====== Recorded data

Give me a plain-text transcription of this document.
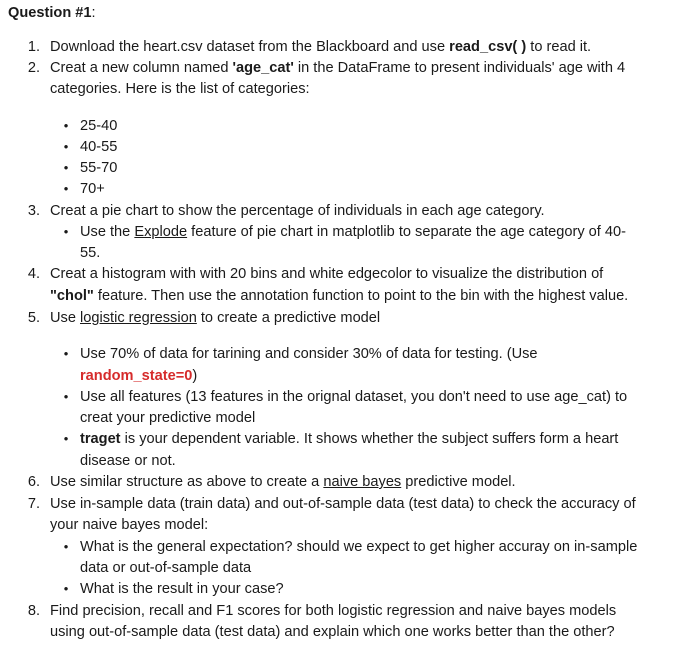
Question #1:
1. Download the heart.csv dataset from the Blackboard and use read_csv( ) to read it.
2. Creat a new column named 'age_cat' in the DataFrame to present individuals' age with 4
categories. Here is the list of categories:
• 25-40
• 40-55
• 55-70
• 70+
3. Creat a pie chart to show the percentage of individuals in each age category.
• Use the Explode feature of pie chart in matplotlib to separate the age category of 40-
55.
4. Creat a histogram with with 20 bins and white edgecolor to visualize the distribution of
"chol" feature. Then use the annotation function to point to the bin with the highest value.
5. Use logistic regression to create a predictive model
• Use 70% of data for tarining and consider 30% of data for testing. (Use
random_state=0)
• Use all features (13 features in the orignal dataset, you don't need to use age_cat) to
creat your predictive model
• traget is your dependent variable. It shows whether the subject suffers form a heart
disease or not.
6. Use similar structure as above to create a naive bayes predictive model.
7. Use in-sample data (train data) and out-of-sample data (test data) to check the accuracy of
your naive bayes model:
• What is the general expectation? should we expect to get higher accuray on in-sample
data or out-of-sample data
• What is the result in your case?
8. Find precision, recall and F1 scores for both logistic regression and naive bayes models
using out-of-sample data (test data) and explain which one works better than the other?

============

Directive:
Looking at the material above, count the lines containing the string "dataset" and reply with the count alone.

Reply:
2